What is being asked. Word for word, quote all of the material, omitting the pictures.

* BEGIN Record excerpts *

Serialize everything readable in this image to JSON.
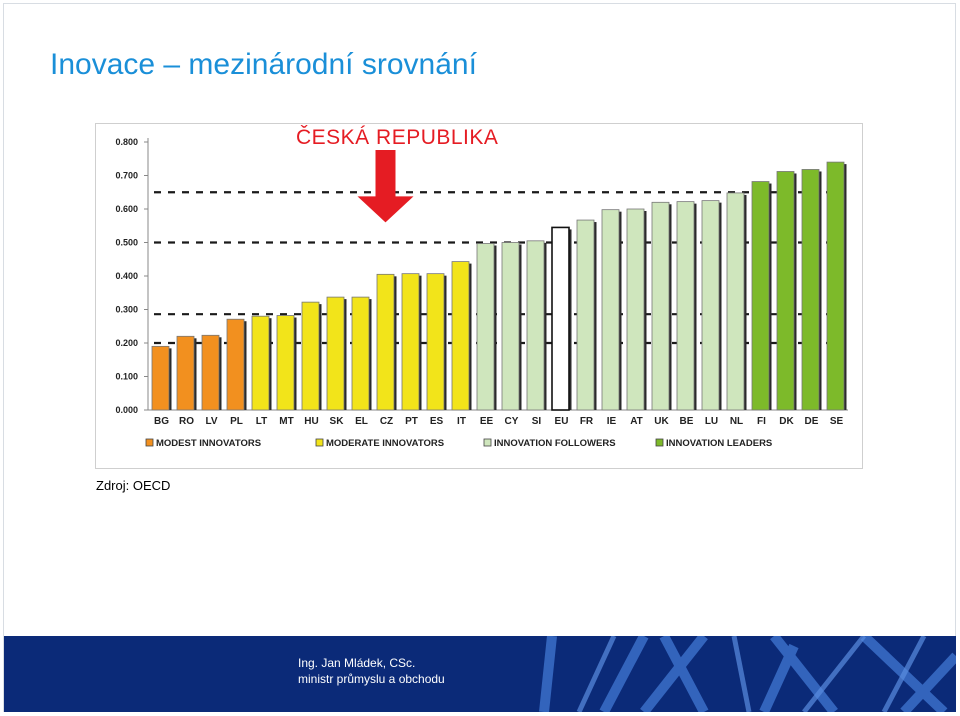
{
  "slide": {
    "title": "Inovace – mezinárodní srovnání",
    "highlight_label": "ČESKÁ REPUBLIKA",
    "source": "Zdroj: OECD"
  },
  "footer": {
    "line1": "Ing. Jan Mládek, CSc.",
    "line2": "ministr průmyslu a obchodu",
    "background_color": "#0b2a78"
  },
  "chart_data": {
    "type": "bar",
    "ylim": [
      0,
      0.8
    ],
    "yticks": [
      "0.000",
      "0.100",
      "0.200",
      "0.300",
      "0.400",
      "0.500",
      "0.600",
      "0.700",
      "0.800"
    ],
    "ytick_values": [
      0,
      0.1,
      0.2,
      0.3,
      0.4,
      0.5,
      0.6,
      0.7,
      0.8
    ],
    "grid": false,
    "categories": [
      "BG",
      "RO",
      "LV",
      "PL",
      "LT",
      "MT",
      "HU",
      "SK",
      "EL",
      "CZ",
      "PT",
      "ES",
      "IT",
      "EE",
      "CY",
      "SI",
      "EU",
      "FR",
      "IE",
      "AT",
      "UK",
      "BE",
      "LU",
      "NL",
      "FI",
      "DK",
      "DE",
      "SE"
    ],
    "values": [
      0.19,
      0.22,
      0.223,
      0.271,
      0.28,
      0.282,
      0.322,
      0.337,
      0.337,
      0.405,
      0.407,
      0.407,
      0.443,
      0.497,
      0.5,
      0.505,
      0.545,
      0.567,
      0.598,
      0.6,
      0.62,
      0.622,
      0.625,
      0.648,
      0.682,
      0.712,
      0.718,
      0.74
    ],
    "groups": [
      "modest",
      "modest",
      "modest",
      "modest",
      "moderate",
      "moderate",
      "moderate",
      "moderate",
      "moderate",
      "moderate",
      "moderate",
      "moderate",
      "moderate",
      "followers",
      "followers",
      "followers",
      "eu",
      "followers",
      "followers",
      "followers",
      "followers",
      "followers",
      "followers",
      "followers",
      "leaders",
      "leaders",
      "leaders",
      "leaders"
    ],
    "group_colors": {
      "modest": "#f2901f",
      "moderate": "#f2e41a",
      "followers": "#cfe6bd",
      "eu": "#ffffff",
      "leaders": "#7dba2a"
    },
    "thresholds": [
      0.2,
      0.286,
      0.5,
      0.65
    ],
    "legend": [
      {
        "label": "MODEST INNOVATORS",
        "color": "#f2901f"
      },
      {
        "label": "MODERATE INNOVATORS",
        "color": "#f2e41a"
      },
      {
        "label": "INNOVATION FOLLOWERS",
        "color": "#cfe6bd"
      },
      {
        "label": "INNOVATION LEADERS",
        "color": "#7dba2a"
      }
    ],
    "legend_position": "bottom",
    "highlight_category": "CZ",
    "highlight_color": "#e51c23"
  }
}
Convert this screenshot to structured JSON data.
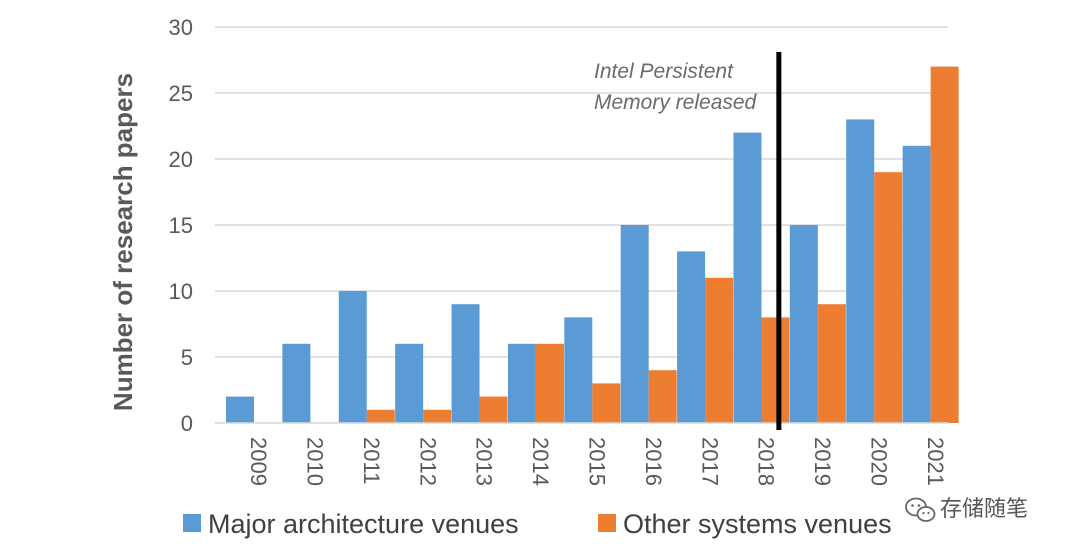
{
  "chart_data": {
    "type": "bar",
    "categories": [
      "2009",
      "2010",
      "2011",
      "2012",
      "2013",
      "2014",
      "2015",
      "2016",
      "2017",
      "2018",
      "2019",
      "2020",
      "2021"
    ],
    "series": [
      {
        "name": "Major architecture venues",
        "color": "#5b9bd5",
        "values": [
          2,
          6,
          10,
          6,
          9,
          6,
          8,
          15,
          13,
          22,
          15,
          23,
          21
        ]
      },
      {
        "name": "Other systems venues",
        "color": "#ed7d31",
        "values": [
          0,
          0,
          1,
          1,
          2,
          6,
          3,
          4,
          11,
          8,
          9,
          19,
          27
        ]
      }
    ],
    "title": "",
    "xlabel": "",
    "ylabel": "Number of research papers",
    "ylim": [
      0,
      30
    ],
    "yticks": [
      0,
      5,
      10,
      15,
      20,
      25,
      30
    ],
    "grid": true,
    "legend_position": "bottom",
    "annotation": {
      "lines": [
        "Intel Persistent",
        "Memory released"
      ],
      "marker_between": [
        "2018",
        "2019"
      ]
    }
  },
  "watermark": {
    "text": "存储随笔",
    "icon": "wechat-icon"
  }
}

* END Record excerpts *

Solved problem.
Serialize everything readable in this image to JSON.
{
  "slide": {
    "title": "Inovace – mezinárodní srovnání",
    "highlight_label": "ČESKÁ REPUBLIKA",
    "source": "Zdroj: OECD"
  },
  "footer": {
    "line1": "Ing. Jan Mládek, CSc.",
    "line2": "ministr průmyslu a obchodu",
    "background_color": "#0b2a78"
  },
  "chart_data": {
    "type": "bar",
    "ylim": [
      0,
      0.8
    ],
    "yticks": [
      "0.000",
      "0.100",
      "0.200",
      "0.300",
      "0.400",
      "0.500",
      "0.600",
      "0.700",
      "0.800"
    ],
    "ytick_values": [
      0,
      0.1,
      0.2,
      0.3,
      0.4,
      0.5,
      0.6,
      0.7,
      0.8
    ],
    "grid": false,
    "categories": [
      "BG",
      "RO",
      "LV",
      "PL",
      "LT",
      "MT",
      "HU",
      "SK",
      "EL",
      "CZ",
      "PT",
      "ES",
      "IT",
      "EE",
      "CY",
      "SI",
      "EU",
      "FR",
      "IE",
      "AT",
      "UK",
      "BE",
      "LU",
      "NL",
      "FI",
      "DK",
      "DE",
      "SE"
    ],
    "values": [
      0.19,
      0.22,
      0.223,
      0.271,
      0.28,
      0.282,
      0.322,
      0.337,
      0.337,
      0.405,
      0.407,
      0.407,
      0.443,
      0.497,
      0.5,
      0.505,
      0.545,
      0.567,
      0.598,
      0.6,
      0.62,
      0.622,
      0.625,
      0.648,
      0.682,
      0.712,
      0.718,
      0.74
    ],
    "groups": [
      "modest",
      "modest",
      "modest",
      "modest",
      "moderate",
      "moderate",
      "moderate",
      "moderate",
      "moderate",
      "moderate",
      "moderate",
      "moderate",
      "moderate",
      "followers",
      "followers",
      "followers",
      "eu",
      "followers",
      "followers",
      "followers",
      "followers",
      "followers",
      "followers",
      "followers",
      "leaders",
      "leaders",
      "leaders",
      "leaders"
    ],
    "group_colors": {
      "modest": "#f2901f",
      "moderate": "#f2e41a",
      "followers": "#cfe6bd",
      "eu": "#ffffff",
      "leaders": "#7dba2a"
    },
    "thresholds": [
      0.2,
      0.286,
      0.5,
      0.65
    ],
    "legend": [
      {
        "label": "MODEST INNOVATORS",
        "color": "#f2901f"
      },
      {
        "label": "MODERATE INNOVATORS",
        "color": "#f2e41a"
      },
      {
        "label": "INNOVATION FOLLOWERS",
        "color": "#cfe6bd"
      },
      {
        "label": "INNOVATION LEADERS",
        "color": "#7dba2a"
      }
    ],
    "legend_position": "bottom",
    "highlight_category": "CZ",
    "highlight_color": "#e51c23"
  }
}
Convert this screenshot to structured JSON data.
{
  "chart_data": {
    "type": "bar",
    "categories": [
      "2009",
      "2010",
      "2011",
      "2012",
      "2013",
      "2014",
      "2015",
      "2016",
      "2017",
      "2018",
      "2019",
      "2020",
      "2021"
    ],
    "series": [
      {
        "name": "Major architecture venues",
        "color": "#5b9bd5",
        "values": [
          2,
          6,
          10,
          6,
          9,
          6,
          8,
          15,
          13,
          22,
          15,
          23,
          21
        ]
      },
      {
        "name": "Other systems venues",
        "color": "#ed7d31",
        "values": [
          0,
          0,
          1,
          1,
          2,
          6,
          3,
          4,
          11,
          8,
          9,
          19,
          27
        ]
      }
    ],
    "title": "",
    "xlabel": "",
    "ylabel": "Number of research papers",
    "ylim": [
      0,
      30
    ],
    "yticks": [
      0,
      5,
      10,
      15,
      20,
      25,
      30
    ],
    "grid": true,
    "legend_position": "bottom",
    "annotation": {
      "lines": [
        "Intel Persistent",
        "Memory released"
      ],
      "marker_between": [
        "2018",
        "2019"
      ]
    }
  },
  "watermark": {
    "text": "存储随笔",
    "icon": "wechat-icon"
  }
}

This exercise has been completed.